• **Input material**:

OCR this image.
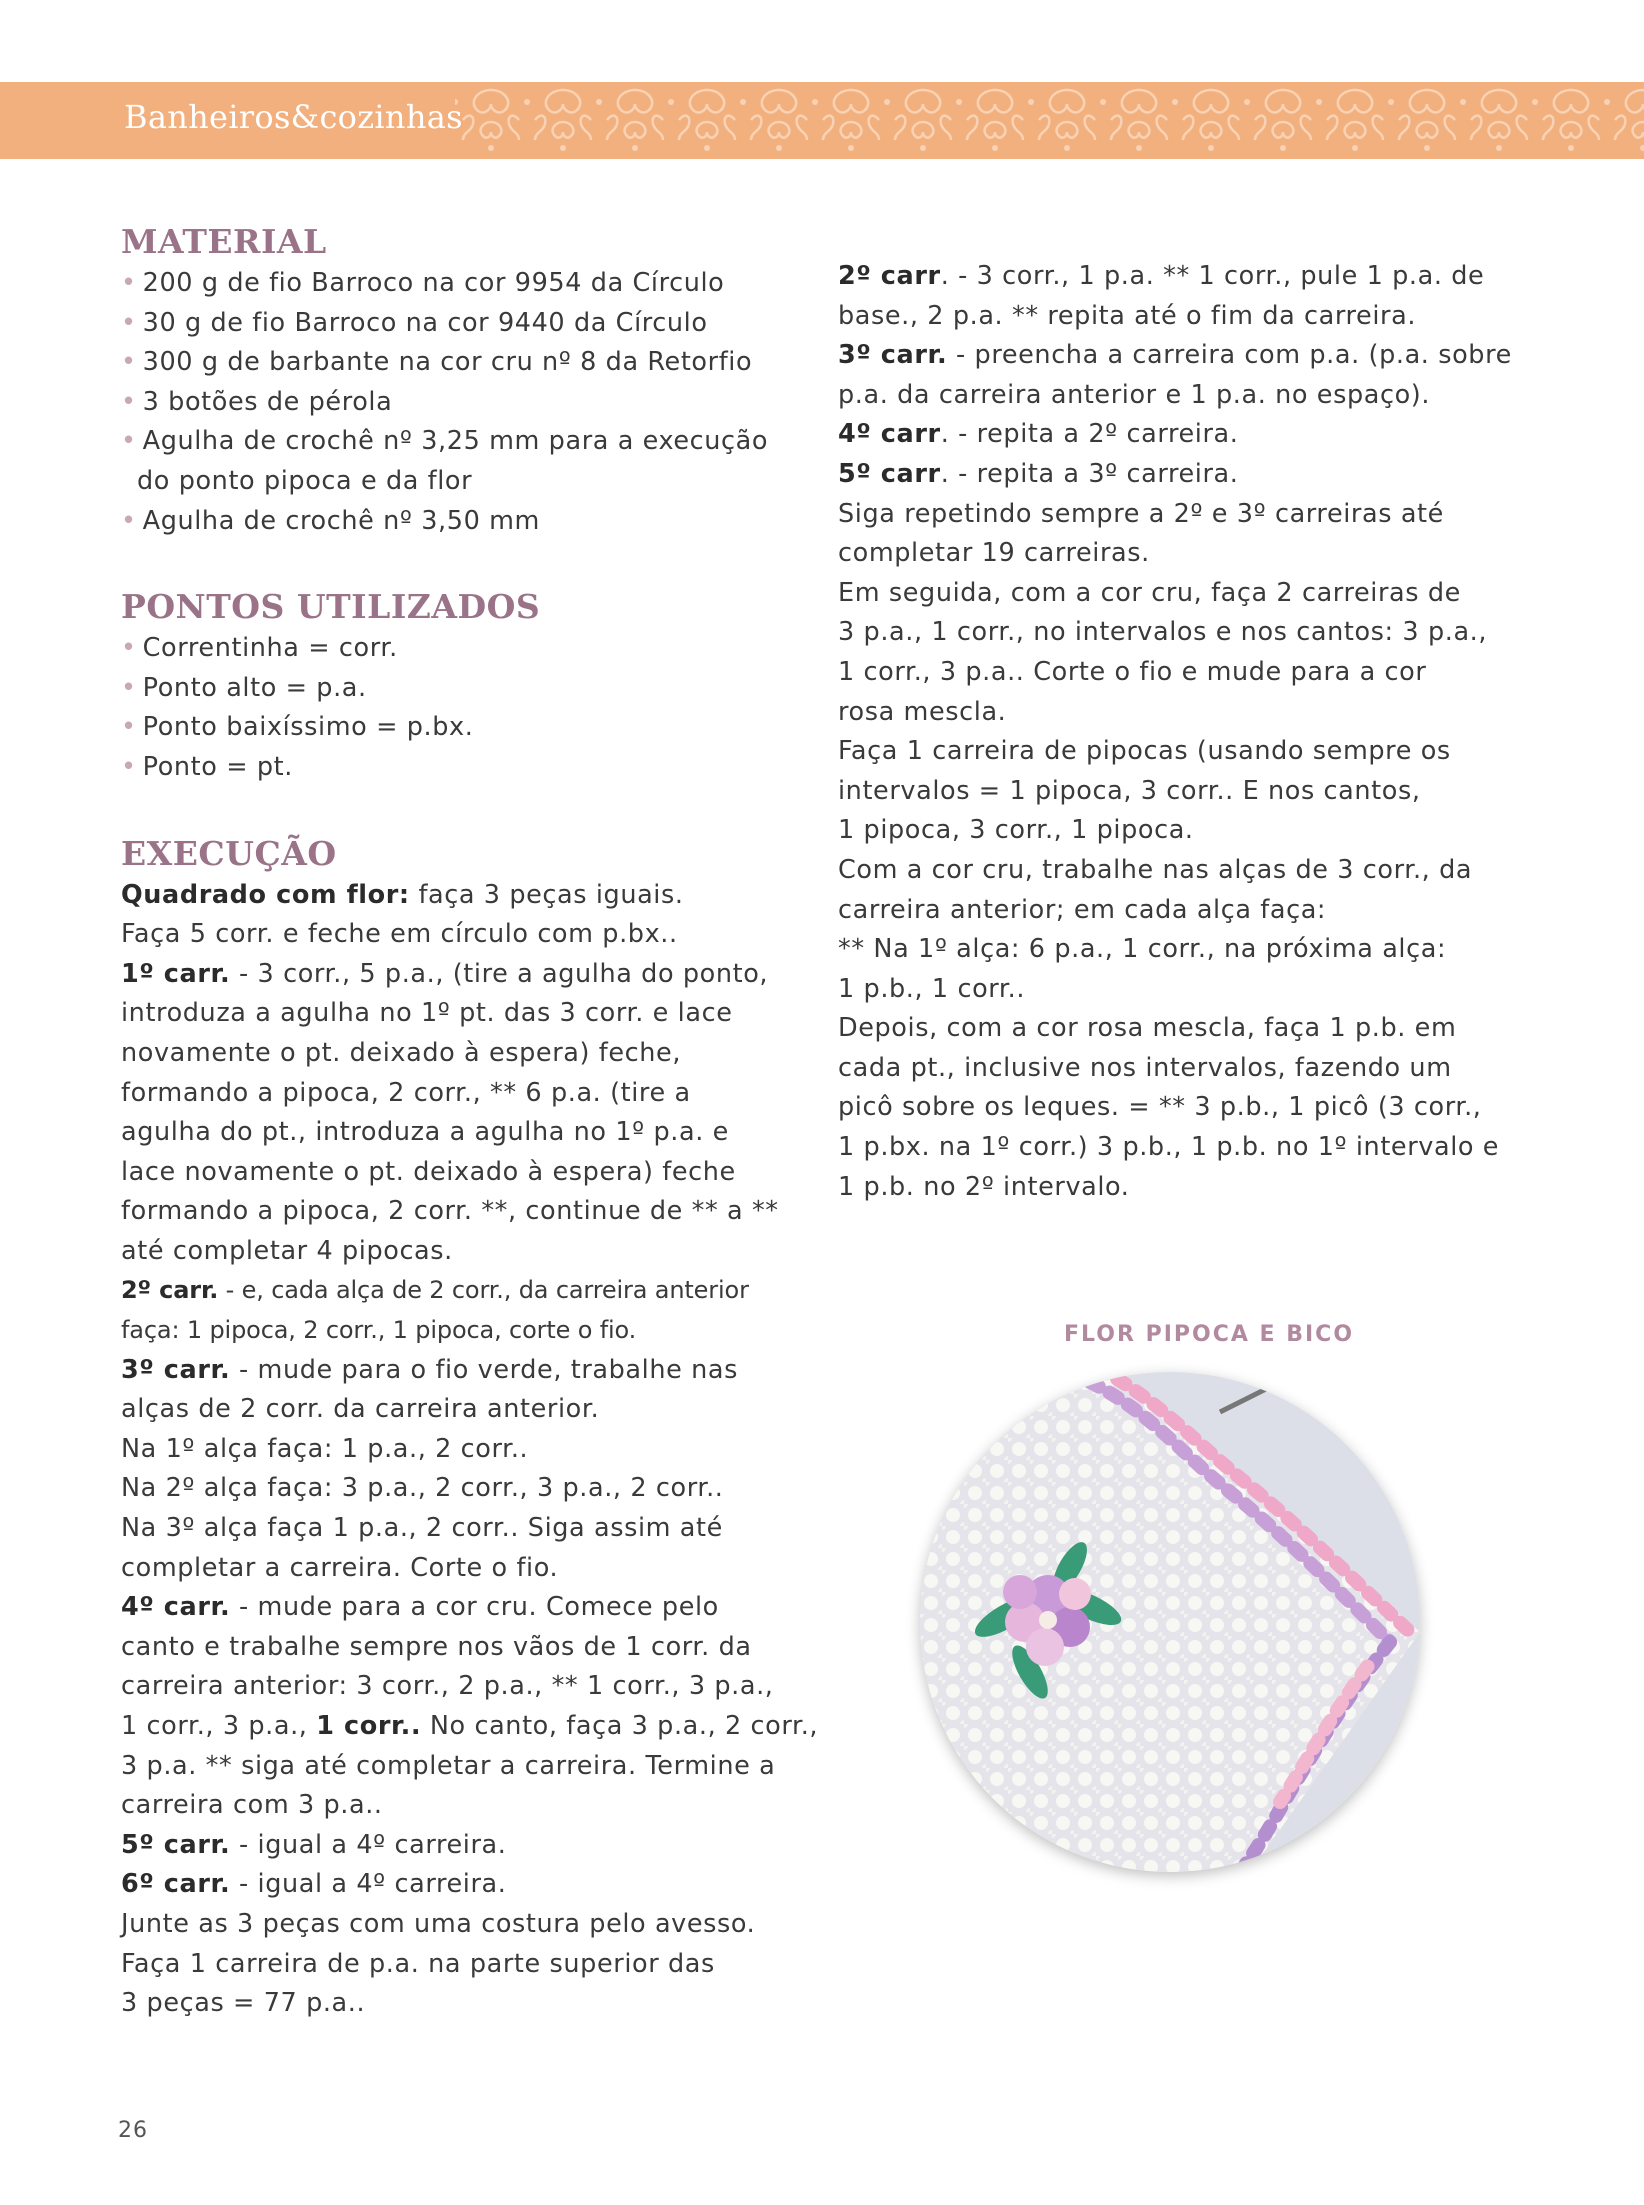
Banheiros&cozinhas
MATERIAL

• 200 g de fio Barroco na cor 9954 da Círculo

• 30 g de fio Barroco na cor 9440 da Círculo

• 300 g de barbante na cor cru nº 8 da Retorfio

• 3 botões de pérola

• Agulha de crochê nº 3,25 mm para a execução

do ponto pipoca e da flor

• Agulha de crochê nº 3,50 mm

PONTOS UTILIZADOS

• Correntinha = corr.

• Ponto alto = p.a.

• Ponto baixíssimo = p.bx.

• Ponto = pt.

EXECUÇÃO

Quadrado com flor: faça 3 peças iguais.

Faça 5 corr. e feche em círculo com p.bx..

1º carr. - 3 corr., 5 p.a., (tire a agulha do ponto,

introduza a agulha no 1º pt. das 3 corr. e lace

novamente o pt. deixado à espera) feche,

formando a pipoca, 2 corr., ** 6 p.a. (tire a

agulha do pt., introduza a agulha no 1º p.a. e

lace novamente o pt. deixado à espera) feche

formando a pipoca, 2 corr. **, continue de ** a **

até completar 4 pipocas.

2º carr. - e, cada alça de 2 corr., da carreira anterior

faça: 1 pipoca, 2 corr., 1 pipoca, corte o fio.

3º carr. - mude para o fio verde, trabalhe nas

alças de 2 corr. da carreira anterior.

Na 1º alça faça: 1 p.a., 2 corr..

Na 2º alça faça: 3 p.a., 2 corr., 3 p.a., 2 corr..

Na 3º alça faça 1 p.a., 2 corr.. Siga assim até

completar a carreira. Corte o fio.

4º carr. - mude para a cor cru. Comece pelo

canto e trabalhe sempre nos vãos de 1 corr. da

carreira anterior: 3 corr., 2 p.a., ** 1 corr., 3 p.a.,

1 corr., 3 p.a., 1 corr.. No canto, faça 3 p.a., 2 corr.,

3 p.a. ** siga até completar a carreira. Termine a

carreira com 3 p.a..

5º carr. - igual a 4º carreira.

6º carr. - igual a 4º carreira.

Junte as 3 peças com uma costura pelo avesso.

Faça 1 carreira de p.a. na parte superior das

3 peças = 77 p.a..

2º carr. - 3 corr., 1 p.a. ** 1 corr., pule 1 p.a. de

base., 2 p.a. ** repita até o fim da carreira.

3º carr. - preencha a carreira com p.a. (p.a. sobre

p.a. da carreira anterior e 1 p.a. no espaço).

4º carr. - repita a 2º carreira.

5º carr. - repita a 3º carreira.

Siga repetindo sempre a 2º e 3º carreiras até

completar 19 carreiras.

Em seguida, com a cor cru, faça 2 carreiras de

3 p.a., 1 corr., no intervalos e nos cantos: 3 p.a.,

1 corr., 3 p.a.. Corte o fio e mude para a cor

rosa mescla.

Faça 1 carreira de pipocas (usando sempre os

intervalos = 1 pipoca, 3 corr.. E nos cantos,

1 pipoca, 3 corr., 1 pipoca.

Com a cor cru, trabalhe nas alças de 3 corr., da

carreira anterior; em cada alça faça:

** Na 1º alça: 6 p.a., 1 corr., na próxima alça:

1 p.b., 1 corr..

Depois, com a cor rosa mescla, faça 1 p.b. em

cada pt., inclusive nos intervalos, fazendo um

picô sobre os leques. = ** 3 p.b., 1 picô (3 corr.,

1 p.bx. na 1º corr.) 3 p.b., 1 p.b. no 1º intervalo e

1 p.b. no 2º intervalo.

FLOR PIPOCA E BICO
26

• **What is needed**:
The records shown above are to be repeated exactly, with the pictures left out.

• **Result of the task**:
OCR this image.
Banheiros&cozinhas
MATERIAL

• 200 g de fio Barroco na cor 9954 da Círculo

• 30 g de fio Barroco na cor 9440 da Círculo

• 300 g de barbante na cor cru nº 8 da Retorfio

• 3 botões de pérola

• Agulha de crochê nº 3,25 mm para a execução

do ponto pipoca e da flor

• Agulha de crochê nº 3,50 mm

PONTOS UTILIZADOS

• Correntinha = corr.

• Ponto alto = p.a.

• Ponto baixíssimo = p.bx.

• Ponto = pt.

EXECUÇÃO

Quadrado com flor: faça 3 peças iguais.

Faça 5 corr. e feche em círculo com p.bx..

1º carr. - 3 corr., 5 p.a., (tire a agulha do ponto,

introduza a agulha no 1º pt. das 3 corr. e lace

novamente o pt. deixado à espera) feche,

formando a pipoca, 2 corr., ** 6 p.a. (tire a

agulha do pt., introduza a agulha no 1º p.a. e

lace novamente o pt. deixado à espera) feche

formando a pipoca, 2 corr. **, continue de ** a **

até completar 4 pipocas.

2º carr. - e, cada alça de 2 corr., da carreira anterior

faça: 1 pipoca, 2 corr., 1 pipoca, corte o fio.

3º carr. - mude para o fio verde, trabalhe nas

alças de 2 corr. da carreira anterior.

Na 1º alça faça: 1 p.a., 2 corr..

Na 2º alça faça: 3 p.a., 2 corr., 3 p.a., 2 corr..

Na 3º alça faça 1 p.a., 2 corr.. Siga assim até

completar a carreira. Corte o fio.

4º carr. - mude para a cor cru. Comece pelo

canto e trabalhe sempre nos vãos de 1 corr. da

carreira anterior: 3 corr., 2 p.a., ** 1 corr., 3 p.a.,

1 corr., 3 p.a., 1 corr.. No canto, faça 3 p.a., 2 corr.,

3 p.a. ** siga até completar a carreira. Termine a

carreira com 3 p.a..

5º carr. - igual a 4º carreira.

6º carr. - igual a 4º carreira.

Junte as 3 peças com uma costura pelo avesso.

Faça 1 carreira de p.a. na parte superior das

3 peças = 77 p.a..

2º carr. - 3 corr., 1 p.a. ** 1 corr., pule 1 p.a. de

base., 2 p.a. ** repita até o fim da carreira.

3º carr. - preencha a carreira com p.a. (p.a. sobre

p.a. da carreira anterior e 1 p.a. no espaço).

4º carr. - repita a 2º carreira.

5º carr. - repita a 3º carreira.

Siga repetindo sempre a 2º e 3º carreiras até

completar 19 carreiras.

Em seguida, com a cor cru, faça 2 carreiras de

3 p.a., 1 corr., no intervalos e nos cantos: 3 p.a.,

1 corr., 3 p.a.. Corte o fio e mude para a cor

rosa mescla.

Faça 1 carreira de pipocas (usando sempre os

intervalos = 1 pipoca, 3 corr.. E nos cantos,

1 pipoca, 3 corr., 1 pipoca.

Com a cor cru, trabalhe nas alças de 3 corr., da

carreira anterior; em cada alça faça:

** Na 1º alça: 6 p.a., 1 corr., na próxima alça:

1 p.b., 1 corr..

Depois, com a cor rosa mescla, faça 1 p.b. em

cada pt., inclusive nos intervalos, fazendo um

picô sobre os leques. = ** 3 p.b., 1 picô (3 corr.,

1 p.bx. na 1º corr.) 3 p.b., 1 p.b. no 1º intervalo e

1 p.b. no 2º intervalo.

FLOR PIPOCA E BICO
26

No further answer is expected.